[Records of where the elements appear]
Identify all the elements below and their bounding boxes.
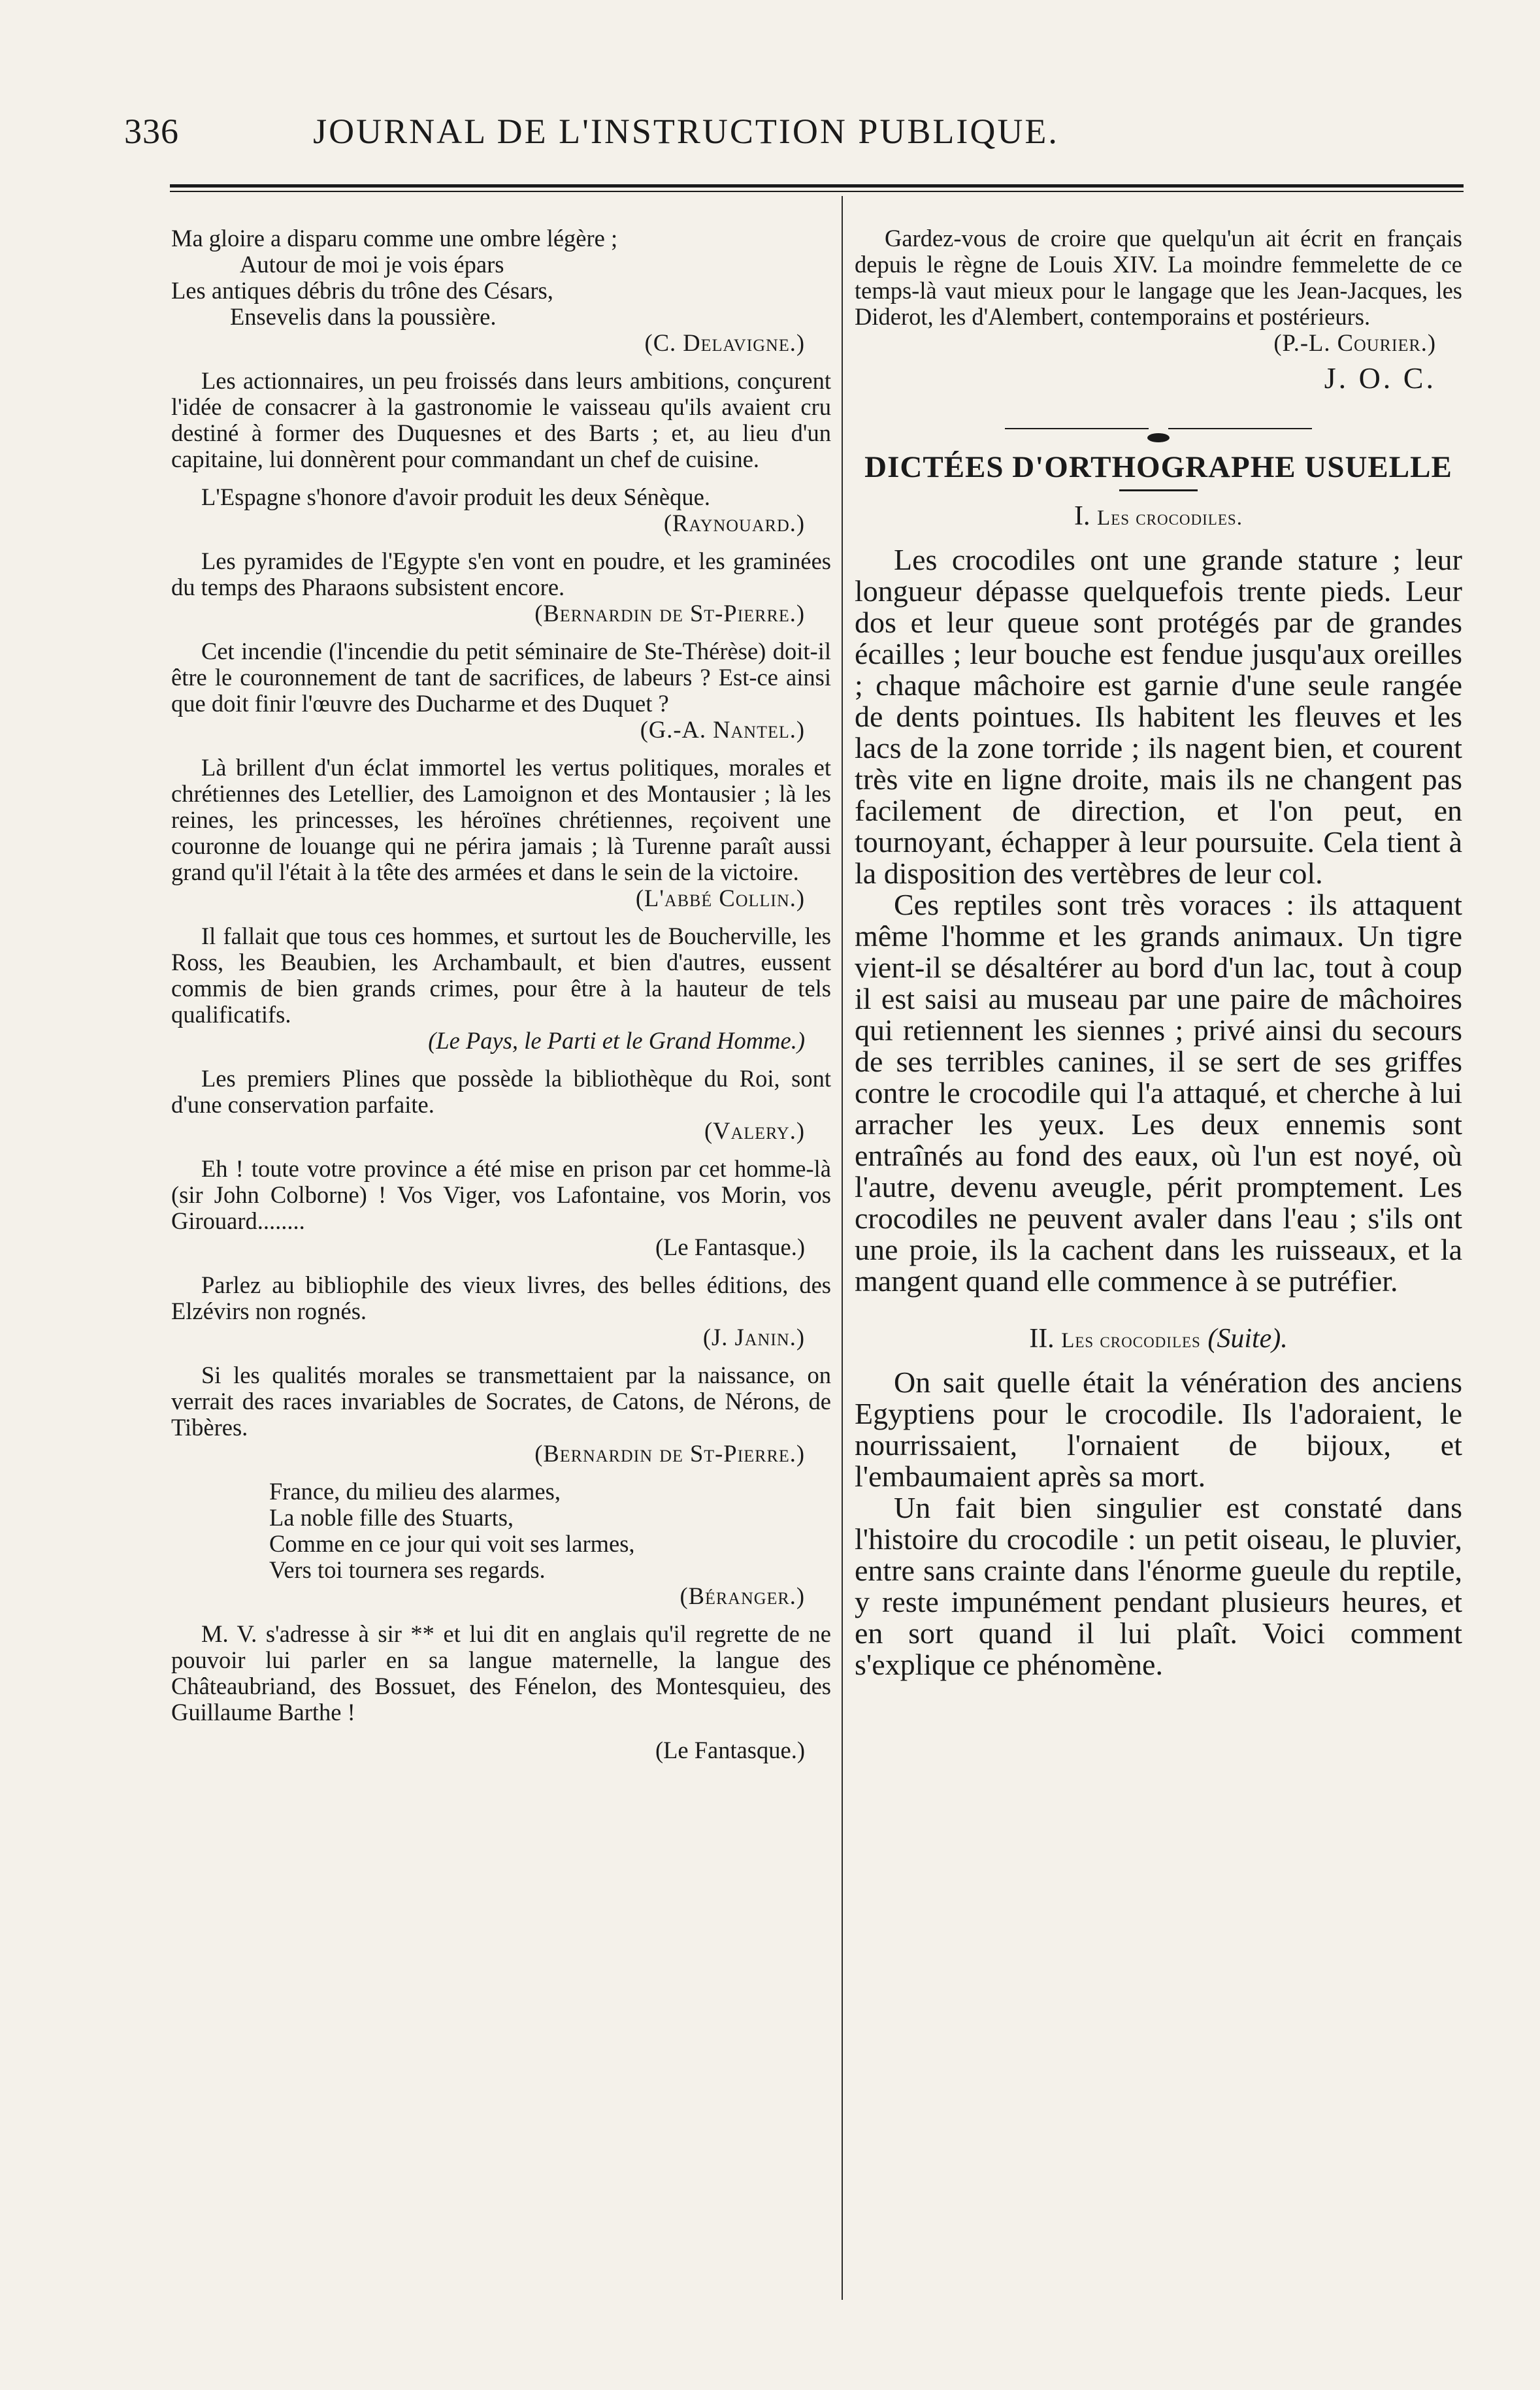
dictation-text (855, 1367, 1462, 1680)
ornament-divider (855, 421, 1462, 434)
attribution: (C. Delavigne.) (644, 329, 805, 356)
quote-paragraph: L'Espagne s'honore d'avoir produit les deux Sénèque. (201, 483, 710, 510)
subsection-number: II. (1029, 1324, 1055, 1354)
attribution: (G.-A. Nantel.) (640, 716, 805, 743)
section-title: DICTÉES D'ORTHOGRAPHE USUELLE (864, 450, 1452, 484)
right-column (855, 225, 1462, 1680)
dictation-paragraph: Ces reptiles sont très voraces : ils attaquent même l'homme et les grands animaux. Un tigre vient-il se désaltérer au bord d'un lac, tout à coup il est saisi au museau par une paire de mâchoires qui retiennent les siennes ; privé ainsi du secours de ses terribles canines, il se sert de ses griffes contre le crocodile qui l'a attaqué, et cherche à lui arracher les yeux. Les deux ennemis sont entraînés au fond des eaux, où l'un est noyé, où l'autre, devenu aveugle, périt promptement. Les crocodiles ne peuvent avaler dans l'eau ; s'ils ont une proie, ils la cachent dans les ruisseaux, et la mangent quand elle commence à se putréfier. (855, 888, 1462, 1298)
poem-line: Ma gloire a disparu comme une ombre légère ; (171, 225, 618, 252)
page-header (124, 111, 1248, 157)
quote-paragraph: Cet incendie (l'incendie du petit séminaire de Ste-Thérèse) doit-il être le couronnement de tant de sacrifices, de labeurs ? Est-ce ainsi que doit finir l'œuvre des Ducharme et des Duquet ? (171, 638, 831, 717)
quote-paragraph: Les pyramides de l'Egypte s'en vont en poudre, et les graminées du temps des Pharaons subsistent encore. (171, 548, 831, 600)
quote-paragraph: Eh ! toute votre province a été mise en prison par cet homme-là (sir John Colborne) ! Vos Viger, vos Lafontaine, vos Morin, vos Girouard........ (171, 1155, 831, 1234)
subsection-title-1 (855, 503, 1462, 531)
poem-line: Vers toi tournera ses regards. (269, 1556, 546, 1583)
subsection-suffix: (Suite). (1207, 1324, 1288, 1354)
attribution: (Bernardin de St-Pierre.) (534, 1440, 805, 1467)
dictation-paragraph: Les crocodiles ont une grande stature ; leur longueur dépasse quelquefois trente pieds. Leur dos et leur queue sont protégés par de grandes écailles ; leur bouche est fendue jusqu'aux oreilles ; chaque mâchoire est garnie d'une seule rangée de dents pointues. Ils habitent les fleuves et les lacs de la zone torride ; ils nagent bien, et courent très vite en ligne droite, mais ils ne changent pas facilement de direction, et l'on peut, en tournoyant, échapper à leur poursuite. Cela tient à la disposition des vertèbres de leur col. (855, 543, 1462, 890)
page-number: 336 (124, 112, 179, 151)
quote-paragraph: M. V. s'adresse à sir ** et lui dit en anglais qu'il regrette de ne pouvoir lui parler en sa langue maternelle, la langue des Châteaubriand, des Bossuet, des Fénelon, des Montesquieu, des Guillaume Barthe ! (171, 1620, 831, 1726)
poem-line: La noble fille des Stuarts, (269, 1504, 514, 1531)
editor-signature: J. O. C. (1324, 361, 1436, 395)
attribution: (P.-L. Courier.) (1273, 329, 1436, 356)
column-divider (842, 196, 843, 2300)
quote-paragraph: Parlez au bibliophile des vieux livres, des belles éditions, des Elzévirs non rognés. (171, 1271, 831, 1324)
subsection-label: Les crocodiles. (1097, 506, 1243, 530)
attribution: (Béranger.) (680, 1582, 805, 1609)
attribution: (Le Fantasque.) (655, 1737, 805, 1763)
quote-paragraph: Là brillent d'un éclat immortel les vertus politiques, morales et chrétiennes des Letellier, des Lamoignon et des Montausier ; là les reines, les princesses, les héroïnes chrétiennes, reçoivent une couronne de louange qui ne périra jamais ; là Turenne paraît aussi grand qu'il l'était à la tête des armées et dans le sein de la victoire. (171, 754, 831, 885)
dictation-text (855, 544, 1462, 1297)
attribution: (Le Fantasque.) (655, 1234, 805, 1260)
poem-line: Autour de moi je vois épars (240, 251, 504, 278)
journal-title: JOURNAL DE L'INSTRUCTION PUBLIQUE. (313, 112, 1059, 151)
subsection-title-2 (855, 1326, 1462, 1354)
attribution: (Raynouard.) (663, 510, 805, 536)
poem-line: Comme en ce jour qui voit ses larmes, (269, 1530, 635, 1557)
attribution: (Bernardin de St-Pierre.) (534, 600, 805, 627)
dictation-paragraph: On sait quelle était la vénération des anciens Egyptiens pour le crocodile. Ils l'adoraient, le nourrissaient, l'ornaient de bijoux, et l'embaumaient après sa mort. (855, 1366, 1462, 1493)
poem-line: France, du milieu des alarmes, (269, 1478, 561, 1505)
poem-line: Les antiques débris du trône des Césars, (171, 277, 553, 304)
quote-paragraph: Les premiers Plines que possède la bibliothèque du Roi, sont d'une conservation parfaite. (171, 1065, 831, 1118)
subsection-number: I. (1074, 501, 1090, 531)
header-rule-thin (170, 191, 1464, 192)
ornament-icon (1147, 433, 1170, 442)
poem-line: Ensevelis dans la poussière. (230, 303, 497, 330)
quote-paragraph: Les actionnaires, un peu froissés dans leurs ambitions, conçurent l'idée de consacrer à la gastronomie le vaisseau qu'ils avaient cru destiné à former des Duquesnes et des Barts ; et, au lieu d'un capitaine, lui donnèrent pour commandant un chef de cuisine. (171, 367, 831, 472)
attribution: (L'abbé Collin.) (635, 885, 805, 911)
quote-paragraph: Gardez-vous de croire que quelqu'un ait écrit en français depuis le règne de Louis XIV. La moindre femmelette de ce temps-là vaut mieux pour le langage que les Jean-Jacques, les Diderot, les d'Alembert, contemporains et postérieurs. (855, 225, 1462, 330)
left-column (171, 225, 831, 1763)
dictation-paragraph: Un fait bien singulier est constaté dans l'histoire du crocodile : un petit oiseau, le pluvier, entre sans crainte dans l'énorme gueule du reptile, y reste impunément pendant plusieurs heures, et en sort quand il lui plaît. Voici comment s'explique ce phénomène. (855, 1491, 1462, 1681)
header-rule (170, 184, 1464, 188)
subsection-label: Les crocodiles (1061, 1329, 1201, 1352)
quote-paragraph: Il fallait que tous ces hommes, et surtout les de Boucherville, les Ross, les Beaubien, les Archambault, et bien d'autres, eussent commis de bien grands crimes, pour être à la hauteur de tels qualificatifs. (171, 923, 831, 1028)
quote-paragraph: Si les qualités morales se transmettaient par la naissance, on verrait des races invariables de Socrates, de Catons, de Nérons, de Tibères. (171, 1362, 831, 1441)
attribution: (Le Pays, le Parti et le Grand Homme.) (428, 1027, 805, 1054)
attribution: (Valery.) (704, 1117, 805, 1144)
title-rule (1119, 489, 1198, 491)
attribution: (J. Janin.) (702, 1324, 805, 1351)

Problem description: Please put every line of the rows above into a Markdown table with two columns, No. for the line number and Line for the text. Skip blank lines and leave the pictures out.

Completed exercise:
| No. | Line |
|---|---|
| 1 | Identify all the elements below and their bounding boxes. |
| 2 | dictation-text (855, 1367, 1462, 1680) |
| 3 | ornament-divider (855, 421, 1462, 434) |
| 4 | attribution: (C. Delavigne.) (644, 329, 805, 356) |
| 5 | quote-paragraph: L'Espagne s'honore d'avoir produit les deux Sénèque. (201, 483, 710, 510) |
| 6 | subsection-number: II. (1029, 1324, 1055, 1354) |
| 7 | attribution: (G.-A. Nantel.) (640, 716, 805, 743) |
| 8 | section-title: DICTÉES D'ORTHOGRAPHE USUELLE (864, 450, 1452, 484) |
| 9 | right-column (855, 225, 1462, 1680) |
| 10 | dictation-paragraph: Ces reptiles sont très voraces : ils attaquent même l'homme et les grands animaux. Un tigre vient-il se désaltérer au bord d'un lac, tout à coup il est saisi au museau par une paire de mâchoires qui retiennent les siennes ; privé ainsi du secours de ses terribles canines, il se sert de ses griffes contre le crocodile qui l'a attaqué, et cherche à lui arracher les yeux. Les deux ennemis sont entraînés au fond des eaux, où l'un est noyé, où l'autre, devenu aveugle, périt promptement. Les crocodiles ne peuvent avaler dans l'eau ; s'ils ont une proie, ils la cachent dans les ruisseaux, et la mangent quand elle commence à se putréfier. (855, 888, 1462, 1298) |
| 11 | poem-line: Ma gloire a disparu comme une ombre légère ; (171, 225, 618, 252) |
| 12 | page-header (124, 111, 1248, 157) |
| 13 | quote-paragraph: Cet incendie (l'incendie du petit séminaire de Ste-Thérèse) doit-il être le couronnement de tant de sacrifices, de labeurs ? Est-ce ainsi que doit finir l'œuvre des Ducharme et des Duquet ? (171, 638, 831, 717) |
| 14 | quote-paragraph: Les pyramides de l'Egypte s'en vont en poudre, et les graminées du temps des Pharaons subsistent encore. (171, 548, 831, 600) |
| 15 | quote-paragraph: Eh ! toute votre province a été mise en prison par cet homme-là (sir John Colborne) ! Vos Viger, vos Lafontaine, vos Morin, vos Girouard........ (171, 1155, 831, 1234) |
| 16 | subsection-title-1 (855, 503, 1462, 531) |
| 17 | poem-line: Vers toi tournera ses regards. (269, 1556, 546, 1583) |
| 18 | subsection-suffix: (Suite). (1207, 1324, 1288, 1354) |
| 19 | attribution: (Bernardin de St-Pierre.) (534, 1440, 805, 1467) |
| 20 | dictation-paragraph: Les crocodiles ont une grande stature ; leur longueur dépasse quelquefois trente pieds. Leur dos et leur queue sont protégés par de grandes écailles ; leur bouche est fendue jusqu'aux oreilles ; chaque mâchoire est garnie d'une seule rangée de dents pointues. Ils habitent les fleuves et les lacs de la zone torride ; ils nagent bien, et courent très vite en ligne droite, mais ils ne changent pas facilement de direction, et l'on peut, en tournoyant, échapper à leur poursuite. Cela tient à la disposition des vertèbres de leur col. (855, 543, 1462, 890) |
| 21 | page-number: 336 (124, 112, 179, 151) |
| 22 | quote-paragraph: M. V. s'adresse à sir ** et lui dit en anglais qu'il regrette de ne pouvoir lui parler en sa langue maternelle, la langue des Châteaubriand, des Bossuet, des Fénelon, des Montesquieu, des Guillaume Barthe ! (171, 1620, 831, 1726) |
| 23 | poem-line: La noble fille des Stuarts, (269, 1504, 514, 1531) |
| 24 | editor-signature: J. O. C. (1324, 361, 1436, 395) |
| 25 | attribution: (P.-L. Courier.) (1273, 329, 1436, 356) |
| 26 | column-divider (842, 196, 843, 2300) |
| 27 | quote-paragraph: Parlez au bibliophile des vieux livres, des belles éditions, des Elzévirs non rognés. (171, 1271, 831, 1324) |
| 28 | subsection-label: Les crocodiles. (1097, 506, 1243, 530) |
| 29 | attribution: (Béranger.) (680, 1582, 805, 1609) |
| 30 | attribution: (Le Fantasque.) (655, 1737, 805, 1763) |
| 31 | quote-paragraph: Là brillent d'un éclat immortel les vertus politiques, morales et chrétiennes des Letellier, des Lamoignon et des Montausier ; là les reines, les princesses, les héroïnes chrétiennes, reçoivent une couronne de louange qui ne périra jamais ; là Turenne paraît aussi grand qu'il l'était à la tête des armées et dans le sein de la victoire. (171, 754, 831, 885) |
| 32 | dictation-text (855, 544, 1462, 1297) |
| 33 | attribution: (Le Fantasque.) (655, 1234, 805, 1260) |
| 34 | poem-line: Autour de moi je vois épars (240, 251, 504, 278) |
| 35 | journal-title: JOURNAL DE L'INSTRUCTION PUBLIQUE. (313, 112, 1059, 151) |
| 36 | subsection-title-2 (855, 1326, 1462, 1354) |
| 37 | attribution: (Raynouard.) (663, 510, 805, 536) |
| 38 | poem-line: Comme en ce jour qui voit ses larmes, (269, 1530, 635, 1557) |
| 39 | attribution: (Bernardin de St-Pierre.) (534, 600, 805, 627) |
| 40 | dictation-paragraph: On sait quelle était la vénération des anciens Egyptiens pour le crocodile. Ils l'adoraient, le nourrissaient, l'ornaient de bijoux, et l'embaumaient après sa mort. (855, 1366, 1462, 1493) |
| 41 | poem-line: France, du milieu des alarmes, (269, 1478, 561, 1505) |
| 42 | poem-line: Les antiques débris du trône des Césars, (171, 277, 553, 304) |
| 43 | quote-paragraph: Les premiers Plines que possède la bibliothèque du Roi, sont d'une conservation parfaite. (171, 1065, 831, 1118) |
| 44 | subsection-number: I. (1074, 501, 1090, 531) |
| 45 | header-rule-thin (170, 191, 1464, 192) |
| 46 | ornament-icon (1147, 433, 1170, 442) |
| 47 | poem-line: Ensevelis dans la poussière. (230, 303, 497, 330) |
| 48 | quote-paragraph: Les actionnaires, un peu froissés dans leurs ambitions, conçurent l'idée de consacrer à la gastronomie le vaisseau qu'ils avaient cru destiné à former des Duquesnes et des Barts ; et, au lieu d'un capitaine, lui donnèrent pour commandant un chef de cuisine. (171, 367, 831, 472) |
| 49 | attribution: (L'abbé Collin.) (635, 885, 805, 911) |
| 50 | quote-paragraph: Gardez-vous de croire que quelqu'un ait écrit en français depuis le règne de Louis XIV. La moindre femmelette de ce temps-là vaut mieux pour le langage que les Jean-Jacques, les Diderot, les d'Alembert, contemporains et postérieurs. (855, 225, 1462, 330) |
| 51 | left-column (171, 225, 831, 1763) |
| 52 | dictation-paragraph: Un fait bien singulier est constaté dans l'histoire du crocodile : un petit oiseau, le pluvier, entre sans crainte dans l'énorme gueule du reptile, y reste impunément pendant plusieurs heures, et en sort quand il lui plaît. Voici comment s'explique ce phénomène. (855, 1491, 1462, 1681) |
| 53 | header-rule (170, 184, 1464, 188) |
| 54 | subsection-label: Les crocodiles (1061, 1329, 1201, 1352) |
| 55 | quote-paragraph: Il fallait que tous ces hommes, et surtout les de Boucherville, les Ross, les Beaubien, les Archambault, et bien d'autres, eussent commis de bien grands crimes, pour être à la hauteur de tels qualificatifs. (171, 923, 831, 1028) |
| 56 | quote-paragraph: Si les qualités morales se transmettaient par la naissance, on verrait des races invariables de Socrates, de Catons, de Nérons, de Tibères. (171, 1362, 831, 1441) |
| 57 | attribution: (Le Pays, le Parti et le Grand Homme.) (428, 1027, 805, 1054) |
| 58 | attribution: (Valery.) (704, 1117, 805, 1144) |
| 59 | title-rule (1119, 489, 1198, 491) |
| 60 | attribution: (J. Janin.) (702, 1324, 805, 1351) |